_Work item_. Continue the passage on topic modeling of scraped company website texts, starting after its final sentence.
=== Page text ===
Table 2 shows the 25 most prevalent topics across all scraped website texts. For each topic, the table also lists the five words with the highest likelihood of occurrence. We also provide labels for all topics based on these top words. Given that this labeling is fundamentally interpretive (see also Hannigan et al., 2019; Schmiedel et al., 2019), each author independently labeled the full set of 125 topics, and we queried GPT 4-Turbo to generate labels for each topic based on its words with the highest likelihood of occurrence. Subsequently, we went through the three sets of labels to decide on the most appropriate label for each topic. Table C in the Online Appendix provides an overview of all topics, together with additional clarifications of specific words.
Most Prevalent Topics in the Final Database.
Note: Topic numbers are determined by the algorithm and do not correlate with the overall importance of the topics. Prevalence is based on the average topic loading across the entire collection of texts.
In organizational research contexts, topic models, generally, capture the symbolic and material attributes of products, organizations, and industries that are both shared among actors and that distinguish these entities from others (Durand & Thornton, 2018). Indeed, dominant topics pertain to, for instance, executive leadership (topic 53: “president,” “officer,” and “chief”), organizational culture and employment (topic 105: “work,” “people,” and “employees”), and product offerings (topic 42: “solutions,” “technology,” and “products”). Some topics are also anchored in specific industries (topic 41: “bank,” “banking,” “deposit,” or topic 83: “clinical,” “drug,” and “development”). Therefore, our data contain a wide variety of rich textual information about how firms present themselves to the outside world. This further supports the suitability of our database for addressing the research question posed in our empirical application below.
=== The data ===
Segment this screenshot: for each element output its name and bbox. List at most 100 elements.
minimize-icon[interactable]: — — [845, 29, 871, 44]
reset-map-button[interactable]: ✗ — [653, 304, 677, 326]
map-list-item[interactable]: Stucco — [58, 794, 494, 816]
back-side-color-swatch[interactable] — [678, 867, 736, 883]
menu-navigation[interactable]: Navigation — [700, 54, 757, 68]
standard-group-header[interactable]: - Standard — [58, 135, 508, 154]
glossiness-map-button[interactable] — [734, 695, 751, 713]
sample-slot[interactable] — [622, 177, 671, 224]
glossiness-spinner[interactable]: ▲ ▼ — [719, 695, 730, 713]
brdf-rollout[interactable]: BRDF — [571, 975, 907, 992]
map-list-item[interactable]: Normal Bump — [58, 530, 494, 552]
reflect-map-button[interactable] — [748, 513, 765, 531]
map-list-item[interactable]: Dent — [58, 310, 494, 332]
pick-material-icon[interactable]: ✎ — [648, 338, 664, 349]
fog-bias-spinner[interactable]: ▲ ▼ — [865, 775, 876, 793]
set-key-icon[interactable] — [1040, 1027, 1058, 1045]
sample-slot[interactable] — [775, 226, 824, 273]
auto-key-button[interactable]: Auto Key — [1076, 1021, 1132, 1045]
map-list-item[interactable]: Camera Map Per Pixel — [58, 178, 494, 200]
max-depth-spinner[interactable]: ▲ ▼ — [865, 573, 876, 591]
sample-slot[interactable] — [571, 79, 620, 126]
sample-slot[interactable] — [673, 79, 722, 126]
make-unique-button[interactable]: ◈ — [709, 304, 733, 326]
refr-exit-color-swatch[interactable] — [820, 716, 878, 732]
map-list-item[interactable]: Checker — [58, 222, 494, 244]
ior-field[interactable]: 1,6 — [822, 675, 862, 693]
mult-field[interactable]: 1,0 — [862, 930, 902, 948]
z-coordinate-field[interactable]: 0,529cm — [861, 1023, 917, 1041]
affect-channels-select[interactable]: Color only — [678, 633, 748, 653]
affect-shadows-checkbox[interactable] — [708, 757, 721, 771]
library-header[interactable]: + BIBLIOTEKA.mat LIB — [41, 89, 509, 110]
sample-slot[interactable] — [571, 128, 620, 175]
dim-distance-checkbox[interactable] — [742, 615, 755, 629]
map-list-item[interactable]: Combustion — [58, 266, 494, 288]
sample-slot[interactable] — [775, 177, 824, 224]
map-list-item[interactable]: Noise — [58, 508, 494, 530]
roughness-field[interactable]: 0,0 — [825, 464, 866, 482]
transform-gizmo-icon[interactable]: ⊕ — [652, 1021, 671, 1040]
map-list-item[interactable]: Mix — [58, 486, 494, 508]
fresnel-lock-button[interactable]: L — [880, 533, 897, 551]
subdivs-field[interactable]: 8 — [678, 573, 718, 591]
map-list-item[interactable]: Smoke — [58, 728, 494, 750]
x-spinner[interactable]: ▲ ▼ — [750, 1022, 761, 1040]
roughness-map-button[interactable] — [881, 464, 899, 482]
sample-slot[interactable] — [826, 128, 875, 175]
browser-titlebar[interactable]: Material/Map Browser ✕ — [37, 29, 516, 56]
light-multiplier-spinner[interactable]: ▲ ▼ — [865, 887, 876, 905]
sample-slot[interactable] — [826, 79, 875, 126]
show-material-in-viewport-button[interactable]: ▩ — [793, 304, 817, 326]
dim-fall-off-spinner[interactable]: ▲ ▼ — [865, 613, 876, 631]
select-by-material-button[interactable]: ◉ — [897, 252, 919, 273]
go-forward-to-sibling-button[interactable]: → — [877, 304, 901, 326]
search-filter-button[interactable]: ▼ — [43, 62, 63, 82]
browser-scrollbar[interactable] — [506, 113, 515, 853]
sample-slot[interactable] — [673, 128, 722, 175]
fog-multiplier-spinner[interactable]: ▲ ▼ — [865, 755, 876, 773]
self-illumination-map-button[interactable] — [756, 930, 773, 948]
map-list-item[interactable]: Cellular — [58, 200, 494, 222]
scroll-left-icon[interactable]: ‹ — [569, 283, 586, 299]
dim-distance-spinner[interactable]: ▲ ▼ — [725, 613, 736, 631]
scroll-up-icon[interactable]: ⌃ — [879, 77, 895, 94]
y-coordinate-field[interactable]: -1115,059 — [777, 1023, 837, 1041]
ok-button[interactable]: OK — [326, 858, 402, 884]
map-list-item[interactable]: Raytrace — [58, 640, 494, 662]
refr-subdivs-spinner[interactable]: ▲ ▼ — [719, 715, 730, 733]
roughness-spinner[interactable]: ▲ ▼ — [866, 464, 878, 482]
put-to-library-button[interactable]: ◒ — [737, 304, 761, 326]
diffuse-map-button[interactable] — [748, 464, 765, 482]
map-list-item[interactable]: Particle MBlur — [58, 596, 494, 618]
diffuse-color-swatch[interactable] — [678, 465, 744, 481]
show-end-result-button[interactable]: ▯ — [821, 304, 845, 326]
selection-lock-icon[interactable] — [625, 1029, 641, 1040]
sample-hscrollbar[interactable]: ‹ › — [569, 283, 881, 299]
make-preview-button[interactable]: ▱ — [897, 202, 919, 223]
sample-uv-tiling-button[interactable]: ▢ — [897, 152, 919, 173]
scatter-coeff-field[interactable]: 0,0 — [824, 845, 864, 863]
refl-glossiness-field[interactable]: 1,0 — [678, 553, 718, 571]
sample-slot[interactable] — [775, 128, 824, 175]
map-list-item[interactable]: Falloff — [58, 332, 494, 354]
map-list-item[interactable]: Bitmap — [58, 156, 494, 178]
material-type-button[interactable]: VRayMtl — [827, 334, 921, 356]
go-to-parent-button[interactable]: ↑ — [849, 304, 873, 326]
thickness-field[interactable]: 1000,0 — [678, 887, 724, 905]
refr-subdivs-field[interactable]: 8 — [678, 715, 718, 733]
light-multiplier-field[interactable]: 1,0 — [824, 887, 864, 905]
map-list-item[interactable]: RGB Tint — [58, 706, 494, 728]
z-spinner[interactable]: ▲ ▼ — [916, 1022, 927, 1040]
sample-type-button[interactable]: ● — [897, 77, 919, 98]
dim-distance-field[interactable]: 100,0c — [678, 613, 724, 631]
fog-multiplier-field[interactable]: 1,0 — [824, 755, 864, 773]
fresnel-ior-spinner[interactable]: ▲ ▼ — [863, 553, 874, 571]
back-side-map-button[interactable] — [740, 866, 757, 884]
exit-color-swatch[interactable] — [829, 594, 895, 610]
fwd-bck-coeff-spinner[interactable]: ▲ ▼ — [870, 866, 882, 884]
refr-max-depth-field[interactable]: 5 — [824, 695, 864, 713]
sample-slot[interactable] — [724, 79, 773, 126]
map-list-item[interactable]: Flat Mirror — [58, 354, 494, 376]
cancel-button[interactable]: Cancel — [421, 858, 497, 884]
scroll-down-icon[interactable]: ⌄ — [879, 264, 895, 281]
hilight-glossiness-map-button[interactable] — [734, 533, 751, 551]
===
_Answer to this task_.
Application
To briefly demonstrate a use-case of our approach and highlight the unique benefits of leveraging organizational website data over time, we extend recent work that employs word-embedding models to study the meaning assigned to salient organizational concepts (Poschmann et al., 2023). The use of word-embedding models in organizational research is a relatively recent methodological innovation (see Aceves & Evans, 2024, for a review). The key notion underpinning these models is that the meaning of a word can be inferred by considering the words that frequently appear in its immediate context (Firth, 1957; Harris, 1954). Therefore, based on shared words in their immediate contexts, words can have a similar meaning even if they do not occur in the same texts. For instance, even though “doctors” and “lawyers” rarely co-occur in texts, they both frequently have words such as “work,” “cases,” and “appointment” in their immediate context, implying a similar meaning. In contrast, topic models identify meaning solely based on co-occurrences of words within the same texts.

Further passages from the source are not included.